» WORK TO DO: Switch "point-star" to "point-highlight" in the lines from the line with "point-other [466,238,474,246]" up to and including the line with "point-other [625,218,634,226]", and give only those lines again with everything else unchanged.

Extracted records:
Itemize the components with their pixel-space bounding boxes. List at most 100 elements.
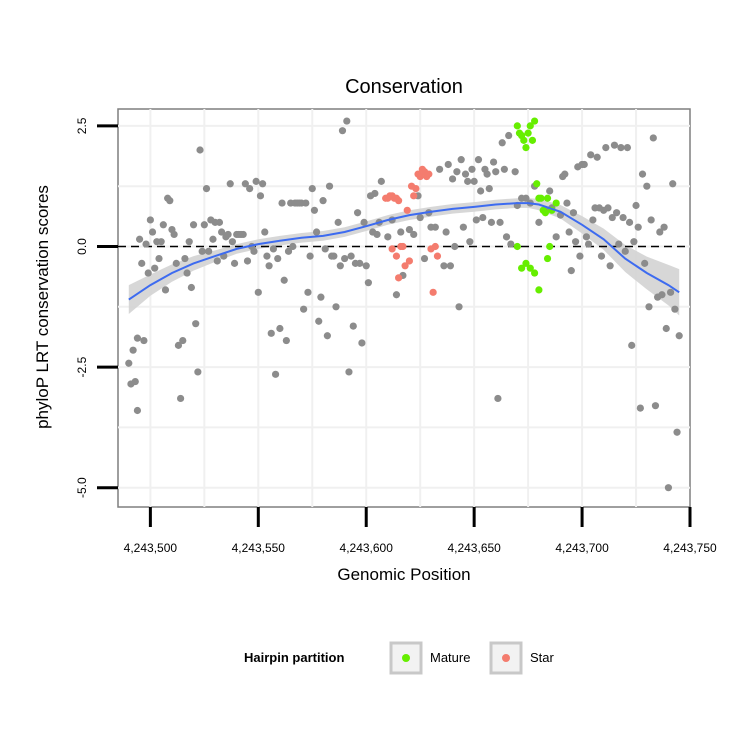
point-other [466,238,474,246]
point-other [129,346,137,354]
x-tick-label: 4,243,600 [340,541,394,555]
point-other [440,262,448,270]
point-other [205,247,213,255]
point-star [416,172,424,181]
point-other [673,428,681,436]
point-other [613,209,621,217]
x-tick-label: 4,243,750 [663,541,717,555]
point-other [625,218,634,226]
point-mature [513,122,521,130]
point-other [133,334,142,342]
point-other [373,230,381,239]
point-other [455,303,463,311]
point-other [565,228,573,236]
point-other [671,305,679,313]
point-other [643,182,651,190]
point-other [187,283,195,292]
point-other [420,254,429,263]
point-other [645,303,653,311]
point-other [135,235,144,243]
point-other [405,226,413,234]
point-other [192,320,200,328]
point-other [170,230,178,239]
point-other [250,247,258,255]
point-other [323,332,331,340]
point-other [200,221,208,229]
point-other [464,177,472,185]
point-other [142,240,150,248]
point-other [584,240,593,248]
point-other [261,228,269,236]
point-other [582,233,590,241]
legend-key-mature [389,641,423,675]
point-other [302,199,310,207]
plot-panel [117,108,691,508]
point-other [505,131,513,140]
point-other [468,165,476,173]
smooth-curve [128,202,680,301]
point-mature [526,264,534,272]
point-other [183,269,191,277]
point-other [451,242,459,251]
point-other [215,218,224,226]
point-other [649,134,657,142]
legend-swatch-mature [402,654,410,662]
point-other [241,180,249,188]
point-other [472,216,480,224]
point-other [310,206,319,214]
point-other [487,218,496,226]
point-other [194,368,202,376]
point-other [131,377,139,386]
point-other [479,213,487,222]
point-other [580,160,588,169]
point-other [641,259,649,267]
point-other [448,175,457,183]
point-other [377,177,385,185]
point-other [477,187,485,195]
point-other [567,267,575,275]
point-other [146,216,154,224]
point-other [431,223,439,231]
point-other [176,394,185,403]
point-other [511,168,519,176]
point-other [312,228,321,236]
point-other [384,233,392,241]
point-other [338,127,347,135]
point-other [218,228,226,236]
point-other [658,291,666,299]
point-other [347,252,355,260]
point-other [252,177,260,185]
point-other [502,233,511,241]
point-other [576,252,584,260]
point-other [321,245,329,253]
point-other [161,286,170,294]
point-mature [522,259,530,267]
point-other [267,329,275,337]
point-mature [528,136,537,144]
x-tick-label: 4,243,700 [555,541,609,555]
point-other [604,204,612,212]
x-tick-label: 4,243,550 [232,541,286,555]
point-other [634,223,642,231]
point-other [362,262,370,270]
point-mature [543,254,552,263]
point-mature [543,194,552,202]
point-other [442,228,450,236]
point-star [403,206,411,214]
point-star [392,252,401,260]
point-other [243,257,252,265]
y-tick-label: 2.5 [75,117,89,134]
point-other [166,197,174,205]
point-other [185,238,193,246]
point-other [356,259,364,267]
y-axis-label: phyloP LRT conservation scores [33,185,52,429]
point-other [269,245,278,253]
point-other [345,368,353,376]
point-star [395,274,403,282]
point-other [498,139,506,147]
legend-label-mature: Mature [430,650,470,665]
point-other [308,185,316,193]
point-mature [520,136,528,144]
point-mature [537,194,545,202]
point-other [597,252,606,260]
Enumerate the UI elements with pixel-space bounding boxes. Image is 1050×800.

» TASK RESULT:
point-other [466,238,474,246]
point-other [129,346,137,354]
x-tick-label: 4,243,600 [340,541,394,555]
point-other [440,262,448,270]
point-other [205,247,213,255]
point-highlight [416,172,424,181]
point-other [673,428,681,436]
point-other [613,209,621,217]
x-tick-label: 4,243,750 [663,541,717,555]
point-other [625,218,634,226]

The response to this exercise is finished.